Give the entries again exactly, every one of them.

- - - -

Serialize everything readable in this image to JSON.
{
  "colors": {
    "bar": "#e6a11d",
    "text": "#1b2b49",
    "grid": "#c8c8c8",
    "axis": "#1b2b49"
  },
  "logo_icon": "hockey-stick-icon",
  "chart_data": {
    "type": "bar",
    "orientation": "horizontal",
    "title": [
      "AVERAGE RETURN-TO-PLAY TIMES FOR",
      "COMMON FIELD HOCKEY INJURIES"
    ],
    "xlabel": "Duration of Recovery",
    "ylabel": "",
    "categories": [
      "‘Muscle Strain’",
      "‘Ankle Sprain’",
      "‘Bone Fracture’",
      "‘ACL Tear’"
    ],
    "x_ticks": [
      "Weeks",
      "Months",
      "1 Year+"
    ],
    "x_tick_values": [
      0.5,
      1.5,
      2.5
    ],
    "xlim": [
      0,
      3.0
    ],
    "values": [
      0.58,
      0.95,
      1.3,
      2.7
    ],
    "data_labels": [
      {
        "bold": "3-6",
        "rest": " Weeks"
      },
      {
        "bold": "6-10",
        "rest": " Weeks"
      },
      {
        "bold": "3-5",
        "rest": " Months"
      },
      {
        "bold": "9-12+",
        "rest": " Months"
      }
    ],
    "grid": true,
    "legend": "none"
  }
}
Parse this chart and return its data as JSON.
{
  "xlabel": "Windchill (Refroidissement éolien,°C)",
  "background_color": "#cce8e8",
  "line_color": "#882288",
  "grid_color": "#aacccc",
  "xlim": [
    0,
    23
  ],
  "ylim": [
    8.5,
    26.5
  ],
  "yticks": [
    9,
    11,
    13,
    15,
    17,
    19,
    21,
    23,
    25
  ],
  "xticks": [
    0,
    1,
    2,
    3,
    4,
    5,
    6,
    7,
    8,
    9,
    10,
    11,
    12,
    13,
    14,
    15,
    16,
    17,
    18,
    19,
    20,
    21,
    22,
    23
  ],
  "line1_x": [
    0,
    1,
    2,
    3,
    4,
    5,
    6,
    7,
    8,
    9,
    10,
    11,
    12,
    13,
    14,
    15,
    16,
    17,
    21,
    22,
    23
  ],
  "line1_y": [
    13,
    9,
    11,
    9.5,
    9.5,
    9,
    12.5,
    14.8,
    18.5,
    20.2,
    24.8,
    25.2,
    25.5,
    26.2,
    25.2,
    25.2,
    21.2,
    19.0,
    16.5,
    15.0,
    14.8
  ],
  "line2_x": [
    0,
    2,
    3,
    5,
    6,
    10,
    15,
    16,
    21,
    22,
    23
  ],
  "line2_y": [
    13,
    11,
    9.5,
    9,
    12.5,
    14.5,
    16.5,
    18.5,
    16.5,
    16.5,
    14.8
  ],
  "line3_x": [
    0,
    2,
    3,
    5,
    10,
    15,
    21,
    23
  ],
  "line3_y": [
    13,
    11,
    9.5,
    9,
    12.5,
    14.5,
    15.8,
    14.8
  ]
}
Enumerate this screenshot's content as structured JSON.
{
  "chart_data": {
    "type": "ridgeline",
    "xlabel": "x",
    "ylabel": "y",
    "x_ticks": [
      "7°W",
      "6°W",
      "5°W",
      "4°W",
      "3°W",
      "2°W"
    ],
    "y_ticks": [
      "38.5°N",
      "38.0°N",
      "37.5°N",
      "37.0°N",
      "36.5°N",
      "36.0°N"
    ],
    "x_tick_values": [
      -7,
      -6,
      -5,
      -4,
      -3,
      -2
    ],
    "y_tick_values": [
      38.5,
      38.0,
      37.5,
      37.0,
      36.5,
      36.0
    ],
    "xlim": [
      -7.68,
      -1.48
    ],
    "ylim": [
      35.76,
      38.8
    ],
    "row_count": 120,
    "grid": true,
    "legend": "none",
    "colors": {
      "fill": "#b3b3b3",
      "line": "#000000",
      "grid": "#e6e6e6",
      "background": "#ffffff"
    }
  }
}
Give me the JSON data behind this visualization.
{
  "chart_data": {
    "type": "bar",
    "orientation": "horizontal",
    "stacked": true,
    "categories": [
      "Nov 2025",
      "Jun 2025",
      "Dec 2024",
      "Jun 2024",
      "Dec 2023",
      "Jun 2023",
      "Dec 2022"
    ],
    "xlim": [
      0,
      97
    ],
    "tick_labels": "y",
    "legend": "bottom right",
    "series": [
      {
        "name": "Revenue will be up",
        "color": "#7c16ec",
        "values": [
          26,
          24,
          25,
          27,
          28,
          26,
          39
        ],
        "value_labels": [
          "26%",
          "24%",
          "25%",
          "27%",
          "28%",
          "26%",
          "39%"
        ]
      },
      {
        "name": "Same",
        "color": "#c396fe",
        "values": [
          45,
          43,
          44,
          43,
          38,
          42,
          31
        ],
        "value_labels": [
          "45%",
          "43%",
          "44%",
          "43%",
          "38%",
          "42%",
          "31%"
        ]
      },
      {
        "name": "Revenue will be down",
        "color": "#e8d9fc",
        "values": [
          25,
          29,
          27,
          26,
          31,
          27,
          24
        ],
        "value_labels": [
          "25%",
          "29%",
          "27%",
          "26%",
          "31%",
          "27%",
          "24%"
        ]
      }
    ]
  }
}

- - - -

**Task output**
Serialize everything readable in this image to JSON.
{
  "colors": {
    "bar": "#e6a11d",
    "text": "#1b2b49",
    "grid": "#c8c8c8",
    "axis": "#1b2b49"
  },
  "logo_icon": "hockey-stick-icon",
  "chart_data": {
    "type": "bar",
    "orientation": "horizontal",
    "title": [
      "AVERAGE RETURN-TO-PLAY TIMES FOR",
      "COMMON FIELD HOCKEY INJURIES"
    ],
    "xlabel": "Duration of Recovery",
    "ylabel": "",
    "categories": [
      "‘Muscle Strain’",
      "‘Ankle Sprain’",
      "‘Bone Fracture’",
      "‘ACL Tear’"
    ],
    "x_ticks": [
      "Weeks",
      "Months",
      "1 Year+"
    ],
    "x_tick_values": [
      0.5,
      1.5,
      2.5
    ],
    "xlim": [
      0,
      3.0
    ],
    "values": [
      0.58,
      0.95,
      1.3,
      2.7
    ],
    "data_labels": [
      {
        "bold": "3-6",
        "rest": " Weeks"
      },
      {
        "bold": "6-10",
        "rest": " Weeks"
      },
      {
        "bold": "3-5",
        "rest": " Months"
      },
      {
        "bold": "9-12+",
        "rest": " Months"
      }
    ],
    "grid": true,
    "legend": "none"
  }
}
Parse this chart and return its data as JSON.
{
  "xlabel": "Windchill (Refroidissement éolien,°C)",
  "background_color": "#cce8e8",
  "line_color": "#882288",
  "grid_color": "#aacccc",
  "xlim": [
    0,
    23
  ],
  "ylim": [
    8.5,
    26.5
  ],
  "yticks": [
    9,
    11,
    13,
    15,
    17,
    19,
    21,
    23,
    25
  ],
  "xticks": [
    0,
    1,
    2,
    3,
    4,
    5,
    6,
    7,
    8,
    9,
    10,
    11,
    12,
    13,
    14,
    15,
    16,
    17,
    18,
    19,
    20,
    21,
    22,
    23
  ],
  "line1_x": [
    0,
    1,
    2,
    3,
    4,
    5,
    6,
    7,
    8,
    9,
    10,
    11,
    12,
    13,
    14,
    15,
    16,
    17,
    21,
    22,
    23
  ],
  "line1_y": [
    13,
    9,
    11,
    9.5,
    9.5,
    9,
    12.5,
    14.8,
    18.5,
    20.2,
    24.8,
    25.2,
    25.5,
    26.2,
    25.2,
    25.2,
    21.2,
    19.0,
    16.5,
    15.0,
    14.8
  ],
  "line2_x": [
    0,
    2,
    3,
    5,
    6,
    10,
    15,
    16,
    21,
    22,
    23
  ],
  "line2_y": [
    13,
    11,
    9.5,
    9,
    12.5,
    14.5,
    16.5,
    18.5,
    16.5,
    16.5,
    14.8
  ],
  "line3_x": [
    0,
    2,
    3,
    5,
    10,
    15,
    21,
    23
  ],
  "line3_y": [
    13,
    11,
    9.5,
    9,
    12.5,
    14.5,
    15.8,
    14.8
  ]
}
Enumerate this screenshot's content as structured JSON.
{
  "chart_data": {
    "type": "ridgeline",
    "xlabel": "x",
    "ylabel": "y",
    "x_ticks": [
      "7°W",
      "6°W",
      "5°W",
      "4°W",
      "3°W",
      "2°W"
    ],
    "y_ticks": [
      "38.5°N",
      "38.0°N",
      "37.5°N",
      "37.0°N",
      "36.5°N",
      "36.0°N"
    ],
    "x_tick_values": [
      -7,
      -6,
      -5,
      -4,
      -3,
      -2
    ],
    "y_tick_values": [
      38.5,
      38.0,
      37.5,
      37.0,
      36.5,
      36.0
    ],
    "xlim": [
      -7.68,
      -1.48
    ],
    "ylim": [
      35.76,
      38.8
    ],
    "row_count": 120,
    "grid": true,
    "legend": "none",
    "colors": {
      "fill": "#b3b3b3",
      "line": "#000000",
      "grid": "#e6e6e6",
      "background": "#ffffff"
    }
  }
}
Give me the JSON data behind this visualization.
{
  "chart_data": {
    "type": "bar",
    "orientation": "horizontal",
    "stacked": true,
    "categories": [
      "Nov 2025",
      "Jun 2025",
      "Dec 2024",
      "Jun 2024",
      "Dec 2023",
      "Jun 2023",
      "Dec 2022"
    ],
    "xlim": [
      0,
      97
    ],
    "tick_labels": "y",
    "legend": "bottom right",
    "series": [
      {
        "name": "Revenue will be up",
        "color": "#7c16ec",
        "values": [
          26,
          24,
          25,
          27,
          28,
          26,
          39
        ],
        "value_labels": [
          "26%",
          "24%",
          "25%",
          "27%",
          "28%",
          "26%",
          "39%"
        ]
      },
      {
        "name": "Same",
        "color": "#c396fe",
        "values": [
          45,
          43,
          44,
          43,
          38,
          42,
          31
        ],
        "value_labels": [
          "45%",
          "43%",
          "44%",
          "43%",
          "38%",
          "42%",
          "31%"
        ]
      },
      {
        "name": "Revenue will be down",
        "color": "#e8d9fc",
        "values": [
          25,
          29,
          27,
          26,
          31,
          27,
          24
        ],
        "value_labels": [
          "25%",
          "29%",
          "27%",
          "26%",
          "31%",
          "27%",
          "24%"
        ]
      }
    ]
  }
}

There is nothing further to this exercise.